Print each line of the listing once more, precisely as given.

• Data for this exercise
>>>

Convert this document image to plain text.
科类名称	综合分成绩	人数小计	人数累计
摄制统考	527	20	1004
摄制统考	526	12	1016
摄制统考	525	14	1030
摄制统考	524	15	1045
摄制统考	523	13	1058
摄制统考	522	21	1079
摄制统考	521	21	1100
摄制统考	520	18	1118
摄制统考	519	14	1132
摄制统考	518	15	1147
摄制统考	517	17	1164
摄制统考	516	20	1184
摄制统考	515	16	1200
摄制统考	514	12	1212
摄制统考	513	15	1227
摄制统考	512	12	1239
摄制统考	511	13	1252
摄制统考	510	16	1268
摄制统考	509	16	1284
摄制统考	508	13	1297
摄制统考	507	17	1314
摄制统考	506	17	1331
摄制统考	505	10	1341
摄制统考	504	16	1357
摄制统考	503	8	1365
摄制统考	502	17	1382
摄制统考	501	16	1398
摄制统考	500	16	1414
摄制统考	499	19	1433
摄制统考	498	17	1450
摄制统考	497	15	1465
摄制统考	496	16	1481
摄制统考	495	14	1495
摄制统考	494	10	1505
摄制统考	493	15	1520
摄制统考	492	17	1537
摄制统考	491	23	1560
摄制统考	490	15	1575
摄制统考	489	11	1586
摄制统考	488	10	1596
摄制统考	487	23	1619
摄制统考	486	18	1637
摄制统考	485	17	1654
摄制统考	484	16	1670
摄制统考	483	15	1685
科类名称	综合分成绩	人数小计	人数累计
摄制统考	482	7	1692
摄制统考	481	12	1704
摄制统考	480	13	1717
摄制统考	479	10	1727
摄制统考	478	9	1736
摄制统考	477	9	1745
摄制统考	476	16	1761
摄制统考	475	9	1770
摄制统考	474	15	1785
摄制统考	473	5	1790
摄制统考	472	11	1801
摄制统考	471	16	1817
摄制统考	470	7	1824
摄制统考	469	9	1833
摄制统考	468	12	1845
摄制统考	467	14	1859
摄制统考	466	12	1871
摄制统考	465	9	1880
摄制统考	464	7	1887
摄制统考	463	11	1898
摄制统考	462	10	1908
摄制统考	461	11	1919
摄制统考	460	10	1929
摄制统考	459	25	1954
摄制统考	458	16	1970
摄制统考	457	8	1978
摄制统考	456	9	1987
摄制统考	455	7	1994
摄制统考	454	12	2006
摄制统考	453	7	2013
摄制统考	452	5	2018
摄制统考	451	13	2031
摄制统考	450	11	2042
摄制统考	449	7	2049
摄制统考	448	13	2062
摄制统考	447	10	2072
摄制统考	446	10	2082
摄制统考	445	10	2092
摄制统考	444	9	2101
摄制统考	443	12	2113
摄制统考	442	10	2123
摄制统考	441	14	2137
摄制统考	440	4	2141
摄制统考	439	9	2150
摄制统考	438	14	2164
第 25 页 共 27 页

<<<

• Task answer
Convert this document image to plain text.
科类名称	综合分成绩	人数小计	人数累计
摄制统考	527	20	1004
摄制统考	526	12	1016
摄制统考	525	14	1030
摄制统考	524	15	1045
摄制统考	523	13	1058
摄制统考	522	21	1079
摄制统考	521	21	1100
摄制统考	520	18	1118
摄制统考	519	14	1132
摄制统考	518	15	1147
摄制统考	517	17	1164
摄制统考	516	20	1184
摄制统考	515	16	1200
摄制统考	514	12	1212
摄制统考	513	15	1227
摄制统考	512	12	1239
摄制统考	511	13	1252
摄制统考	510	16	1268
摄制统考	509	16	1284
摄制统考	508	13	1297
摄制统考	507	17	1314
摄制统考	506	17	1331
摄制统考	505	10	1341
摄制统考	504	16	1357
摄制统考	503	8	1365
摄制统考	502	17	1382
摄制统考	501	16	1398
摄制统考	500	16	1414
摄制统考	499	19	1433
摄制统考	498	17	1450
摄制统考	497	15	1465
摄制统考	496	16	1481
摄制统考	495	14	1495
摄制统考	494	10	1505
摄制统考	493	15	1520
摄制统考	492	17	1537
摄制统考	491	23	1560
摄制统考	490	15	1575
摄制统考	489	11	1586
摄制统考	488	10	1596
摄制统考	487	23	1619
摄制统考	486	18	1637
摄制统考	485	17	1654
摄制统考	484	16	1670
摄制统考	483	15	1685
科类名称	综合分成绩	人数小计	人数累计
摄制统考	482	7	1692
摄制统考	481	12	1704
摄制统考	480	13	1717
摄制统考	479	10	1727
摄制统考	478	9	1736
摄制统考	477	9	1745
摄制统考	476	16	1761
摄制统考	475	9	1770
摄制统考	474	15	1785
摄制统考	473	5	1790
摄制统考	472	11	1801
摄制统考	471	16	1817
摄制统考	470	7	1824
摄制统考	469	9	1833
摄制统考	468	12	1845
摄制统考	467	14	1859
摄制统考	466	12	1871
摄制统考	465	9	1880
摄制统考	464	7	1887
摄制统考	463	11	1898
摄制统考	462	10	1908
摄制统考	461	11	1919
摄制统考	460	10	1929
摄制统考	459	25	1954
摄制统考	458	16	1970
摄制统考	457	8	1978
摄制统考	456	9	1987
摄制统考	455	7	1994
摄制统考	454	12	2006
摄制统考	453	7	2013
摄制统考	452	5	2018
摄制统考	451	13	2031
摄制统考	450	11	2042
摄制统考	449	7	2049
摄制统考	448	13	2062
摄制统考	447	10	2072
摄制统考	446	10	2082
摄制统考	445	10	2092
摄制统考	444	9	2101
摄制统考	443	12	2113
摄制统考	442	10	2123
摄制统考	441	14	2137
摄制统考	440	4	2141
摄制统考	439	9	2150
摄制统考	438	14	2164
第 25 页 共 27 页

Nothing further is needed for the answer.